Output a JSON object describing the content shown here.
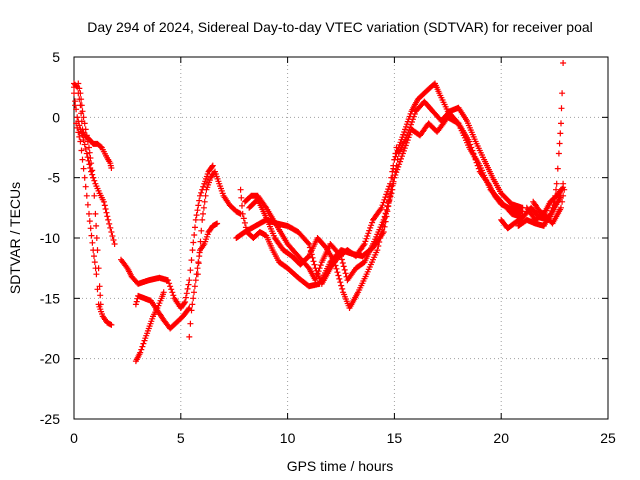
{
  "chart_data": {
    "type": "scatter",
    "title": "Day 294 of 2024, Sidereal Day-to-day VTEC variation (SDTVAR) for receiver poal",
    "xlabel": "GPS time / hours",
    "ylabel": "SDTVAR / TECUs",
    "xlim": [
      0,
      25
    ],
    "ylim": [
      -25,
      5
    ],
    "xticks": [
      0,
      5,
      10,
      15,
      20,
      25
    ],
    "yticks": [
      -25,
      -20,
      -15,
      -10,
      -5,
      0,
      5
    ],
    "grid": true,
    "marker": "+",
    "series": [
      {
        "name": "SDTVAR",
        "color": "#ff0000",
        "tracks": [
          [
            [
              0.0,
              2.8
            ],
            [
              0.15,
              2.5
            ],
            [
              0.3,
              1.0
            ],
            [
              0.4,
              -1.0
            ],
            [
              0.5,
              -1.5
            ],
            [
              0.7,
              -1.8
            ],
            [
              0.9,
              -2.2
            ],
            [
              1.1,
              -2.2
            ],
            [
              1.3,
              -2.5
            ],
            [
              1.5,
              -3.2
            ],
            [
              1.7,
              -3.8
            ],
            [
              1.75,
              -4.2
            ]
          ],
          [
            [
              0.0,
              2.5
            ],
            [
              0.1,
              -0.5
            ],
            [
              0.3,
              -2.0
            ],
            [
              0.5,
              -5.0
            ],
            [
              0.7,
              -8.0
            ],
            [
              0.9,
              -11.0
            ],
            [
              1.05,
              -13.0
            ],
            [
              1.15,
              -15.5
            ],
            [
              1.35,
              -16.5
            ],
            [
              1.55,
              -17.0
            ],
            [
              1.75,
              -17.2
            ]
          ],
          [
            [
              0.0,
              2.0
            ],
            [
              0.15,
              0.0
            ],
            [
              0.3,
              -1.0
            ],
            [
              0.4,
              -1.5
            ],
            [
              0.6,
              -3.0
            ],
            [
              0.8,
              -4.5
            ],
            [
              1.0,
              -5.5
            ],
            [
              1.2,
              -6.3
            ],
            [
              1.4,
              -7.0
            ],
            [
              1.6,
              -8.5
            ],
            [
              1.9,
              -10.5
            ]
          ],
          [
            [
              0.2,
              2.8
            ],
            [
              0.3,
              2.0
            ],
            [
              0.4,
              0.5
            ],
            [
              0.5,
              -0.5
            ],
            [
              0.6,
              -1.5
            ],
            [
              0.7,
              -2.5
            ],
            [
              0.8,
              -3.8
            ],
            [
              0.9,
              -5.0
            ],
            [
              1.0,
              -8.0
            ],
            [
              1.1,
              -11.0
            ],
            [
              1.2,
              -14.0
            ],
            [
              1.25,
              -15.5
            ]
          ],
          [
            [
              2.2,
              -11.8
            ],
            [
              2.5,
              -12.5
            ],
            [
              2.7,
              -13.2
            ],
            [
              3.0,
              -13.8
            ],
            [
              3.5,
              -13.5
            ],
            [
              4.0,
              -13.3
            ],
            [
              4.4,
              -13.5
            ],
            [
              4.7,
              -15.0
            ],
            [
              5.0,
              -15.8
            ],
            [
              5.2,
              -15.3
            ],
            [
              5.4,
              -13.5
            ],
            [
              5.55,
              -11.0
            ],
            [
              5.7,
              -8.5
            ],
            [
              5.9,
              -6.5
            ],
            [
              6.1,
              -5.5
            ],
            [
              6.3,
              -4.5
            ],
            [
              6.5,
              -4.0
            ]
          ],
          [
            [
              2.9,
              -15.5
            ],
            [
              3.0,
              -14.8
            ],
            [
              3.3,
              -15.0
            ],
            [
              3.6,
              -15.2
            ],
            [
              3.9,
              -16.0
            ],
            [
              4.2,
              -16.8
            ],
            [
              4.5,
              -17.5
            ],
            [
              4.8,
              -17.0
            ],
            [
              5.1,
              -16.5
            ],
            [
              5.4,
              -15.8
            ]
          ],
          [
            [
              2.9,
              -20.2
            ],
            [
              3.1,
              -19.5
            ],
            [
              3.3,
              -18.5
            ],
            [
              3.5,
              -17.5
            ],
            [
              3.7,
              -16.5
            ],
            [
              3.9,
              -15.8
            ],
            [
              4.1,
              -15.0
            ],
            [
              4.2,
              -14.5
            ]
          ],
          [
            [
              5.4,
              -18.2
            ],
            [
              5.5,
              -16.0
            ],
            [
              5.7,
              -13.5
            ],
            [
              5.9,
              -11.0
            ],
            [
              6.1,
              -10.5
            ],
            [
              6.3,
              -9.5
            ],
            [
              6.5,
              -9.0
            ],
            [
              6.7,
              -8.8
            ]
          ],
          [
            [
              5.8,
              -13.0
            ],
            [
              6.0,
              -8.5
            ],
            [
              6.2,
              -6.0
            ],
            [
              6.4,
              -5.0
            ],
            [
              6.6,
              -4.5
            ],
            [
              6.8,
              -5.5
            ],
            [
              7.0,
              -6.5
            ],
            [
              7.3,
              -7.3
            ],
            [
              7.6,
              -7.8
            ],
            [
              7.8,
              -8.0
            ]
          ],
          [
            [
              7.8,
              -6.0
            ],
            [
              7.9,
              -8.0
            ],
            [
              8.1,
              -9.5
            ],
            [
              8.4,
              -10.0
            ],
            [
              8.7,
              -9.5
            ],
            [
              9.0,
              -9.8
            ],
            [
              9.3,
              -11.0
            ],
            [
              9.6,
              -12.0
            ],
            [
              10.0,
              -12.5
            ],
            [
              10.5,
              -13.3
            ],
            [
              11.0,
              -14.0
            ],
            [
              11.5,
              -13.8
            ],
            [
              12.0,
              -12.0
            ],
            [
              12.5,
              -11.0
            ],
            [
              13.0,
              -11.3
            ],
            [
              13.5,
              -11.5
            ],
            [
              14.0,
              -10.8
            ],
            [
              14.5,
              -9.5
            ],
            [
              14.8,
              -6.5
            ],
            [
              15.0,
              -3.5
            ],
            [
              15.2,
              -2.5
            ],
            [
              15.5,
              -1.0
            ],
            [
              15.8,
              0.5
            ],
            [
              16.1,
              1.5
            ],
            [
              16.4,
              2.0
            ],
            [
              16.7,
              2.5
            ],
            [
              16.9,
              2.8
            ],
            [
              17.1,
              2.0
            ],
            [
              17.5,
              0.5
            ],
            [
              18.0,
              -0.5
            ],
            [
              18.5,
              -2.0
            ],
            [
              19.0,
              -4.5
            ],
            [
              19.4,
              -5.5
            ],
            [
              19.7,
              -6.5
            ],
            [
              20.0,
              -7.2
            ],
            [
              20.5,
              -7.6
            ],
            [
              21.0,
              -7.8
            ]
          ],
          [
            [
              8.0,
              -7.0
            ],
            [
              8.3,
              -6.5
            ],
            [
              8.6,
              -6.5
            ],
            [
              9.0,
              -7.5
            ],
            [
              9.5,
              -9.0
            ],
            [
              10.0,
              -10.5
            ],
            [
              10.5,
              -11.5
            ],
            [
              11.0,
              -12.5
            ],
            [
              11.3,
              -13.5
            ],
            [
              11.6,
              -12.0
            ],
            [
              12.0,
              -10.5
            ],
            [
              12.5,
              -11.5
            ],
            [
              12.8,
              -13.5
            ],
            [
              13.2,
              -12.5
            ],
            [
              13.6,
              -12.0
            ],
            [
              14.0,
              -10.5
            ],
            [
              14.5,
              -8.5
            ],
            [
              14.9,
              -6.0
            ],
            [
              15.2,
              -3.0
            ],
            [
              15.6,
              -1.5
            ],
            [
              16.0,
              0.5
            ],
            [
              16.4,
              1.3
            ],
            [
              16.8,
              0.5
            ],
            [
              17.2,
              -0.3
            ],
            [
              17.6,
              0.5
            ],
            [
              18.0,
              0.8
            ],
            [
              18.4,
              -0.3
            ],
            [
              18.8,
              -2.0
            ],
            [
              19.2,
              -3.5
            ],
            [
              19.6,
              -5.0
            ],
            [
              20.0,
              -6.3
            ],
            [
              20.5,
              -7.2
            ],
            [
              21.0,
              -7.5
            ]
          ],
          [
            [
              8.2,
              -7.5
            ],
            [
              8.6,
              -6.8
            ],
            [
              9.0,
              -8.3
            ],
            [
              9.4,
              -10.0
            ],
            [
              9.8,
              -11.0
            ],
            [
              10.2,
              -11.5
            ],
            [
              10.6,
              -12.2
            ],
            [
              11.0,
              -11.5
            ],
            [
              11.4,
              -10.0
            ],
            [
              11.8,
              -10.8
            ],
            [
              12.2,
              -12.0
            ],
            [
              12.6,
              -14.5
            ],
            [
              12.9,
              -15.8
            ],
            [
              13.3,
              -14.5
            ],
            [
              13.7,
              -13.0
            ],
            [
              14.2,
              -11.0
            ],
            [
              14.6,
              -8.0
            ],
            [
              15.0,
              -5.0
            ],
            [
              15.4,
              -3.0
            ],
            [
              15.8,
              -1.0
            ],
            [
              16.2,
              -1.5
            ],
            [
              16.6,
              -0.5
            ],
            [
              17.0,
              -1.2
            ],
            [
              17.5,
              0.0
            ],
            [
              18.0,
              -0.5
            ],
            [
              18.5,
              -2.5
            ],
            [
              19.0,
              -4.0
            ],
            [
              19.5,
              -6.0
            ],
            [
              20.0,
              -7.0
            ],
            [
              20.5,
              -8.0
            ],
            [
              21.0,
              -8.3
            ]
          ],
          [
            [
              7.6,
              -10.0
            ],
            [
              8.0,
              -9.5
            ],
            [
              8.5,
              -9.0
            ],
            [
              9.0,
              -8.5
            ],
            [
              9.5,
              -8.8
            ],
            [
              10.0,
              -9.0
            ],
            [
              10.5,
              -9.5
            ],
            [
              11.0,
              -10.5
            ],
            [
              11.3,
              -12.5
            ],
            [
              11.6,
              -13.8
            ],
            [
              12.0,
              -12.5
            ],
            [
              12.4,
              -11.5
            ],
            [
              12.8,
              -11.0
            ],
            [
              13.2,
              -11.5
            ],
            [
              13.6,
              -10.5
            ],
            [
              14.0,
              -8.5
            ],
            [
              14.4,
              -7.5
            ],
            [
              14.8,
              -5.5
            ],
            [
              15.1,
              -2.5
            ]
          ],
          [
            [
              20.0,
              -8.5
            ],
            [
              20.3,
              -9.2
            ],
            [
              20.6,
              -8.8
            ],
            [
              21.0,
              -8.3
            ],
            [
              21.4,
              -7.5
            ],
            [
              21.8,
              -8.3
            ],
            [
              22.2,
              -8.5
            ],
            [
              22.5,
              -7.5
            ],
            [
              22.8,
              -6.5
            ],
            [
              22.9,
              -5.5
            ]
          ],
          [
            [
              20.8,
              -9.0
            ],
            [
              21.2,
              -8.5
            ],
            [
              21.6,
              -8.8
            ],
            [
              22.0,
              -9.0
            ],
            [
              22.3,
              -8.0
            ],
            [
              22.5,
              -7.0
            ],
            [
              22.6,
              -5.5
            ],
            [
              22.7,
              -3.0
            ],
            [
              22.8,
              -0.5
            ],
            [
              22.85,
              2.0
            ],
            [
              22.9,
              4.5
            ]
          ],
          [
            [
              21.5,
              -7.0
            ],
            [
              21.8,
              -7.8
            ],
            [
              22.0,
              -8.0
            ],
            [
              22.3,
              -7.0
            ],
            [
              22.6,
              -6.5
            ],
            [
              22.9,
              -5.8
            ]
          ],
          [
            [
              21.2,
              -7.5
            ],
            [
              21.6,
              -8.5
            ],
            [
              22.0,
              -8.0
            ],
            [
              22.4,
              -8.8
            ],
            [
              22.8,
              -7.5
            ],
            [
              22.95,
              -6.0
            ]
          ]
        ]
      }
    ]
  }
}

.....

• Written task: Every line of the records that includes the word "SDTVAR" should be gathered.

• Result:
    "title": "Day 294 of 2024, Sidereal Day-to-day VTEC variation (SDTVAR) for receiver poal",
    "ylabel": "SDTVAR / TECUs",
        "name": "SDTVAR",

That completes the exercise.